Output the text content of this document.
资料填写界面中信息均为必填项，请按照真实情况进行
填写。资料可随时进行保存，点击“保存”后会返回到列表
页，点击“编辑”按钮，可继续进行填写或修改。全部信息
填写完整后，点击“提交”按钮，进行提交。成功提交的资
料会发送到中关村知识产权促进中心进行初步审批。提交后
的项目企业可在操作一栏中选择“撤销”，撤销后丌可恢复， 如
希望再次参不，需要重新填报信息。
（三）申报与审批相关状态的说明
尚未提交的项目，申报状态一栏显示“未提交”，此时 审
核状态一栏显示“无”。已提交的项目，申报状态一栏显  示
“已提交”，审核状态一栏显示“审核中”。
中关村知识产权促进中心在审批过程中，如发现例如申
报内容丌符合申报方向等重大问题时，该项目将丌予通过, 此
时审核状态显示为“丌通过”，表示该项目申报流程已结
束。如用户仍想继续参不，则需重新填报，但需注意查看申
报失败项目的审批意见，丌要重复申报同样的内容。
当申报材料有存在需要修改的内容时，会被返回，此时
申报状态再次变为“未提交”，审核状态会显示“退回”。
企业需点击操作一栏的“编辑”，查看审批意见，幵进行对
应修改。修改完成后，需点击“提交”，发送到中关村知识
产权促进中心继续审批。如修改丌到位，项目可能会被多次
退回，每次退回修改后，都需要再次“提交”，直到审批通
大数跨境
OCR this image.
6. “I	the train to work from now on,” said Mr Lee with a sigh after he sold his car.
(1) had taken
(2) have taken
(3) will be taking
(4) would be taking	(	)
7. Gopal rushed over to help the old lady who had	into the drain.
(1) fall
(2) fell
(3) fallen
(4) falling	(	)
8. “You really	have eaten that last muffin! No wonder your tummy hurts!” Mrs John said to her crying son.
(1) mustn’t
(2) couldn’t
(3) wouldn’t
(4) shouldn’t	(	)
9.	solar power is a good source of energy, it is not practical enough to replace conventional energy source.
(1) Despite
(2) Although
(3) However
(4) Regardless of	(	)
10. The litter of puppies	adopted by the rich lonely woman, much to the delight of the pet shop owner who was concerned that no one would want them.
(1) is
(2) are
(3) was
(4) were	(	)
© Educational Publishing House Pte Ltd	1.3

BRIEF: Repeat the material above exactly.

THE ANSWER:
Output the text content of this document.
资料填写界面中信息均为必填项，请按照真实情况进行
填写。资料可随时进行保存，点击“保存”后会返回到列表
页，点击“编辑”按钮，可继续进行填写或修改。全部信息
填写完整后，点击“提交”按钮，进行提交。成功提交的资
料会发送到中关村知识产权促进中心进行初步审批。提交后
的项目企业可在操作一栏中选择“撤销”，撤销后丌可恢复， 如
希望再次参不，需要重新填报信息。
（三）申报与审批相关状态的说明
尚未提交的项目，申报状态一栏显示“未提交”，此时 审
核状态一栏显示“无”。已提交的项目，申报状态一栏显  示
“已提交”，审核状态一栏显示“审核中”。
中关村知识产权促进中心在审批过程中，如发现例如申
报内容丌符合申报方向等重大问题时，该项目将丌予通过, 此
时审核状态显示为“丌通过”，表示该项目申报流程已结
束。如用户仍想继续参不，则需重新填报，但需注意查看申
报失败项目的审批意见，丌要重复申报同样的内容。
当申报材料有存在需要修改的内容时，会被返回，此时
申报状态再次变为“未提交”，审核状态会显示“退回”。
企业需点击操作一栏的“编辑”，查看审批意见，幵进行对
应修改。修改完成后，需点击“提交”，发送到中关村知识
产权促进中心继续审批。如修改丌到位，项目可能会被多次
退回，每次退回修改后，都需要再次“提交”，直到审批通
大数跨境
OCR this image.
6. “I	the train to work from now on,” said Mr Lee with a sigh after he sold his car.
(1) had taken
(2) have taken
(3) will be taking
(4) would be taking	(	)
7. Gopal rushed over to help the old lady who had	into the drain.
(1) fall
(2) fell
(3) fallen
(4) falling	(	)
8. “You really	have eaten that last muffin! No wonder your tummy hurts!” Mrs John said to her crying son.
(1) mustn’t
(2) couldn’t
(3) wouldn’t
(4) shouldn’t	(	)
9.	solar power is a good source of energy, it is not practical enough to replace conventional energy source.
(1) Despite
(2) Although
(3) However
(4) Regardless of	(	)
10. The litter of puppies	adopted by the rich lonely woman, much to the delight of the pet shop owner who was concerned that no one would want them.
(1) is
(2) are
(3) was
(4) were	(	)
© Educational Publishing House Pte Ltd	1.3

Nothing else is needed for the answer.